Short problem ▸ Retype the records below exactly as they appear.

[Start Supplied entries]

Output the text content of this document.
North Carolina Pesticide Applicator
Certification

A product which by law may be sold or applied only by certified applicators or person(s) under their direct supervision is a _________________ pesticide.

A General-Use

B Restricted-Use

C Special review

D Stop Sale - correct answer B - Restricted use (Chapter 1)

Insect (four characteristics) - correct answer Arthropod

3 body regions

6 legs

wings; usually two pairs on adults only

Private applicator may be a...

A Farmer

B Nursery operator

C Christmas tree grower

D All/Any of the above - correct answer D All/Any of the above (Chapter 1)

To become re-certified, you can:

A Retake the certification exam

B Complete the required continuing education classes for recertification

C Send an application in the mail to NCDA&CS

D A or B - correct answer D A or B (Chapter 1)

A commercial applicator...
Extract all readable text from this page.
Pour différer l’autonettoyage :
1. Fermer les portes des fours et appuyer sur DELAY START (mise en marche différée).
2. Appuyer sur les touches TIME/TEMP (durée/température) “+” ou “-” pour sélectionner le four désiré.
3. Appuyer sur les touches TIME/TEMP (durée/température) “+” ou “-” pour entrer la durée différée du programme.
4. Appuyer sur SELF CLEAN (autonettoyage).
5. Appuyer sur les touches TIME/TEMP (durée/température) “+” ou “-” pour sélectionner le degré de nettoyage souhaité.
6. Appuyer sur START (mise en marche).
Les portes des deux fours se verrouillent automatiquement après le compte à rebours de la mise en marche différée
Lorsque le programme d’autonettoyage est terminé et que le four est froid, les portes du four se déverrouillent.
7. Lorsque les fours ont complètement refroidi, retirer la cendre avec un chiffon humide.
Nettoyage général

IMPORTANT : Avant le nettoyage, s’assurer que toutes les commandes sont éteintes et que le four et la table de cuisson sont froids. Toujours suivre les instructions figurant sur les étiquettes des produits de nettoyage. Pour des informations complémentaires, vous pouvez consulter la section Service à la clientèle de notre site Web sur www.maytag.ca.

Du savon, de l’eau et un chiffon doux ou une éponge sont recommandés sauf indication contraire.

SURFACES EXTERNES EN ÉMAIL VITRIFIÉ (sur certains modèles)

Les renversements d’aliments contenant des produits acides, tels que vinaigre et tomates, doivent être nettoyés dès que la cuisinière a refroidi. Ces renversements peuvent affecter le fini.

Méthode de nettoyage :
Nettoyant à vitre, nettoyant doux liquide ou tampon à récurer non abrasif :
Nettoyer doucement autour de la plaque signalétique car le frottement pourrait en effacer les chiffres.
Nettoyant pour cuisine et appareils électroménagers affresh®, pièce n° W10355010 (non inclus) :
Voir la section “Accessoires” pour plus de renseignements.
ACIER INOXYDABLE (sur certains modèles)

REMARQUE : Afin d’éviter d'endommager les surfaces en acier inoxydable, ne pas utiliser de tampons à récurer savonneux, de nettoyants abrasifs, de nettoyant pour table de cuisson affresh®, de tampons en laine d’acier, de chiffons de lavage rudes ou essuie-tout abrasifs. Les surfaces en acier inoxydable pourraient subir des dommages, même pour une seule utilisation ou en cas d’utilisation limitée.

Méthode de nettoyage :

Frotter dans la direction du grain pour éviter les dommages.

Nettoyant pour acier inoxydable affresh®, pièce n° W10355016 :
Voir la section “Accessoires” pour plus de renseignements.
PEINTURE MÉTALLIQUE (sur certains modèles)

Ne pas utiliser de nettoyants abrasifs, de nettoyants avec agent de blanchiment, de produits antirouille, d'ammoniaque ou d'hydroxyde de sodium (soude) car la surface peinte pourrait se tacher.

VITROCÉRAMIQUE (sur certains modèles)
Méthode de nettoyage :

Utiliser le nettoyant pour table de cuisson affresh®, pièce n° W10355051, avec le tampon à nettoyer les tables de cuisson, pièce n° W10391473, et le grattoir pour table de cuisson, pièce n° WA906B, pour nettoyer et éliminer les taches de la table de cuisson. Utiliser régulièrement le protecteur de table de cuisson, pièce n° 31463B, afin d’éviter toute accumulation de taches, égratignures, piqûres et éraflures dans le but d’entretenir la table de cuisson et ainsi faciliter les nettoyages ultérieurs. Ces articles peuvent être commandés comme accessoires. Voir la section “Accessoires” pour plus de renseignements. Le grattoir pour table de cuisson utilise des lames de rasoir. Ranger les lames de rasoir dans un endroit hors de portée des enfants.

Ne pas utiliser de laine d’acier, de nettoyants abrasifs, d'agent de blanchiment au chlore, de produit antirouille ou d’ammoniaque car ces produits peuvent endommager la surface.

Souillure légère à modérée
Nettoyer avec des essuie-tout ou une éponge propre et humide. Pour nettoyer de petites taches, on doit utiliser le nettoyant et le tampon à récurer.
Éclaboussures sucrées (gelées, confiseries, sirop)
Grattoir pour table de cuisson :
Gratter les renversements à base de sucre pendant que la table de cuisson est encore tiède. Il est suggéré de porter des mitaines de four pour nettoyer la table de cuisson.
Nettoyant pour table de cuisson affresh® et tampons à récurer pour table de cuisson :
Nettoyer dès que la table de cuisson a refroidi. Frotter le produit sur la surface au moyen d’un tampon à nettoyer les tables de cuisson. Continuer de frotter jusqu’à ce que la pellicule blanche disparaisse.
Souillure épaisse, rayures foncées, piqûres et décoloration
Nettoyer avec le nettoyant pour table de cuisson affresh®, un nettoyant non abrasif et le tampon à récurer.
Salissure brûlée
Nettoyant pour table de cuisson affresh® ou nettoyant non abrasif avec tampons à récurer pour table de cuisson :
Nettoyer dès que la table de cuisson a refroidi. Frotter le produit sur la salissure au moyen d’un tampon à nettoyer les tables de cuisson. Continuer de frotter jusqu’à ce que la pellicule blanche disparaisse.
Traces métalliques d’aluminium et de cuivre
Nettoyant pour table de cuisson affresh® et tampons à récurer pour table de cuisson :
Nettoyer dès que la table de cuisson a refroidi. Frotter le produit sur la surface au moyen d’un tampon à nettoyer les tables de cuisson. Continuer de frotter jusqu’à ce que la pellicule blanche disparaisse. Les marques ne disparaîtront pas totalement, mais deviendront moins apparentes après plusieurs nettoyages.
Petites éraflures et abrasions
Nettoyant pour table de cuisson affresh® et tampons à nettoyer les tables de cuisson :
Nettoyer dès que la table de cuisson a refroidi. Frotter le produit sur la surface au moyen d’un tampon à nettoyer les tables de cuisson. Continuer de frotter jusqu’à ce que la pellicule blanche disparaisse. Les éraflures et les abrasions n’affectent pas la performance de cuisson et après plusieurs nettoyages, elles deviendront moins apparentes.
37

[End Supplied entries]

Response below ▸
Output the text content of this document.
North Carolina Pesticide Applicator
Certification

A product which by law may be sold or applied only by certified applicators or person(s) under their direct supervision is a _________________ pesticide.

A General-Use

B Restricted-Use

C Special review

D Stop Sale - correct answer B - Restricted use (Chapter 1)

Insect (four characteristics) - correct answer Arthropod

3 body regions

6 legs

wings; usually two pairs on adults only

Private applicator may be a...

A Farmer

B Nursery operator

C Christmas tree grower

D All/Any of the above - correct answer D All/Any of the above (Chapter 1)

To become re-certified, you can:

A Retake the certification exam

B Complete the required continuing education classes for recertification

C Send an application in the mail to NCDA&CS

D A or B - correct answer D A or B (Chapter 1)

A commercial applicator...
Extract all readable text from this page.
Pour différer l’autonettoyage :
1. Fermer les portes des fours et appuyer sur DELAY START (mise en marche différée).
2. Appuyer sur les touches TIME/TEMP (durée/température) “+” ou “-” pour sélectionner le four désiré.
3. Appuyer sur les touches TIME/TEMP (durée/température) “+” ou “-” pour entrer la durée différée du programme.
4. Appuyer sur SELF CLEAN (autonettoyage).
5. Appuyer sur les touches TIME/TEMP (durée/température) “+” ou “-” pour sélectionner le degré de nettoyage souhaité.
6. Appuyer sur START (mise en marche).
Les portes des deux fours se verrouillent automatiquement après le compte à rebours de la mise en marche différée
Lorsque le programme d’autonettoyage est terminé et que le four est froid, les portes du four se déverrouillent.
7. Lorsque les fours ont complètement refroidi, retirer la cendre avec un chiffon humide.
Nettoyage général

IMPORTANT : Avant le nettoyage, s’assurer que toutes les commandes sont éteintes et que le four et la table de cuisson sont froids. Toujours suivre les instructions figurant sur les étiquettes des produits de nettoyage. Pour des informations complémentaires, vous pouvez consulter la section Service à la clientèle de notre site Web sur www.maytag.ca.

Du savon, de l’eau et un chiffon doux ou une éponge sont recommandés sauf indication contraire.

SURFACES EXTERNES EN ÉMAIL VITRIFIÉ (sur certains modèles)

Les renversements d’aliments contenant des produits acides, tels que vinaigre et tomates, doivent être nettoyés dès que la cuisinière a refroidi. Ces renversements peuvent affecter le fini.

Méthode de nettoyage :
Nettoyant à vitre, nettoyant doux liquide ou tampon à récurer non abrasif :
Nettoyer doucement autour de la plaque signalétique car le frottement pourrait en effacer les chiffres.
Nettoyant pour cuisine et appareils électroménagers affresh®, pièce n° W10355010 (non inclus) :
Voir la section “Accessoires” pour plus de renseignements.
ACIER INOXYDABLE (sur certains modèles)

REMARQUE : Afin d’éviter d'endommager les surfaces en acier inoxydable, ne pas utiliser de tampons à récurer savonneux, de nettoyants abrasifs, de nettoyant pour table de cuisson affresh®, de tampons en laine d’acier, de chiffons de lavage rudes ou essuie-tout abrasifs. Les surfaces en acier inoxydable pourraient subir des dommages, même pour une seule utilisation ou en cas d’utilisation limitée.

Méthode de nettoyage :

Frotter dans la direction du grain pour éviter les dommages.

Nettoyant pour acier inoxydable affresh®, pièce n° W10355016 :
Voir la section “Accessoires” pour plus de renseignements.
PEINTURE MÉTALLIQUE (sur certains modèles)

Ne pas utiliser de nettoyants abrasifs, de nettoyants avec agent de blanchiment, de produits antirouille, d'ammoniaque ou d'hydroxyde de sodium (soude) car la surface peinte pourrait se tacher.

VITROCÉRAMIQUE (sur certains modèles)
Méthode de nettoyage :

Utiliser le nettoyant pour table de cuisson affresh®, pièce n° W10355051, avec le tampon à nettoyer les tables de cuisson, pièce n° W10391473, et le grattoir pour table de cuisson, pièce n° WA906B, pour nettoyer et éliminer les taches de la table de cuisson. Utiliser régulièrement le protecteur de table de cuisson, pièce n° 31463B, afin d’éviter toute accumulation de taches, égratignures, piqûres et éraflures dans le but d’entretenir la table de cuisson et ainsi faciliter les nettoyages ultérieurs. Ces articles peuvent être commandés comme accessoires. Voir la section “Accessoires” pour plus de renseignements. Le grattoir pour table de cuisson utilise des lames de rasoir. Ranger les lames de rasoir dans un endroit hors de portée des enfants.

Ne pas utiliser de laine d’acier, de nettoyants abrasifs, d'agent de blanchiment au chlore, de produit antirouille ou d’ammoniaque car ces produits peuvent endommager la surface.

Souillure légère à modérée
Nettoyer avec des essuie-tout ou une éponge propre et humide. Pour nettoyer de petites taches, on doit utiliser le nettoyant et le tampon à récurer.
Éclaboussures sucrées (gelées, confiseries, sirop)
Grattoir pour table de cuisson :
Gratter les renversements à base de sucre pendant que la table de cuisson est encore tiède. Il est suggéré de porter des mitaines de four pour nettoyer la table de cuisson.
Nettoyant pour table de cuisson affresh® et tampons à récurer pour table de cuisson :
Nettoyer dès que la table de cuisson a refroidi. Frotter le produit sur la surface au moyen d’un tampon à nettoyer les tables de cuisson. Continuer de frotter jusqu’à ce que la pellicule blanche disparaisse.
Souillure épaisse, rayures foncées, piqûres et décoloration
Nettoyer avec le nettoyant pour table de cuisson affresh®, un nettoyant non abrasif et le tampon à récurer.
Salissure brûlée
Nettoyant pour table de cuisson affresh® ou nettoyant non abrasif avec tampons à récurer pour table de cuisson :
Nettoyer dès que la table de cuisson a refroidi. Frotter le produit sur la salissure au moyen d’un tampon à nettoyer les tables de cuisson. Continuer de frotter jusqu’à ce que la pellicule blanche disparaisse.
Traces métalliques d’aluminium et de cuivre
Nettoyant pour table de cuisson affresh® et tampons à récurer pour table de cuisson :
Nettoyer dès que la table de cuisson a refroidi. Frotter le produit sur la surface au moyen d’un tampon à nettoyer les tables de cuisson. Continuer de frotter jusqu’à ce que la pellicule blanche disparaisse. Les marques ne disparaîtront pas totalement, mais deviendront moins apparentes après plusieurs nettoyages.
Petites éraflures et abrasions
Nettoyant pour table de cuisson affresh® et tampons à nettoyer les tables de cuisson :
Nettoyer dès que la table de cuisson a refroidi. Frotter le produit sur la surface au moyen d’un tampon à nettoyer les tables de cuisson. Continuer de frotter jusqu’à ce que la pellicule blanche disparaisse. Les éraflures et les abrasions n’affectent pas la performance de cuisson et après plusieurs nettoyages, elles deviendront moins apparentes.
37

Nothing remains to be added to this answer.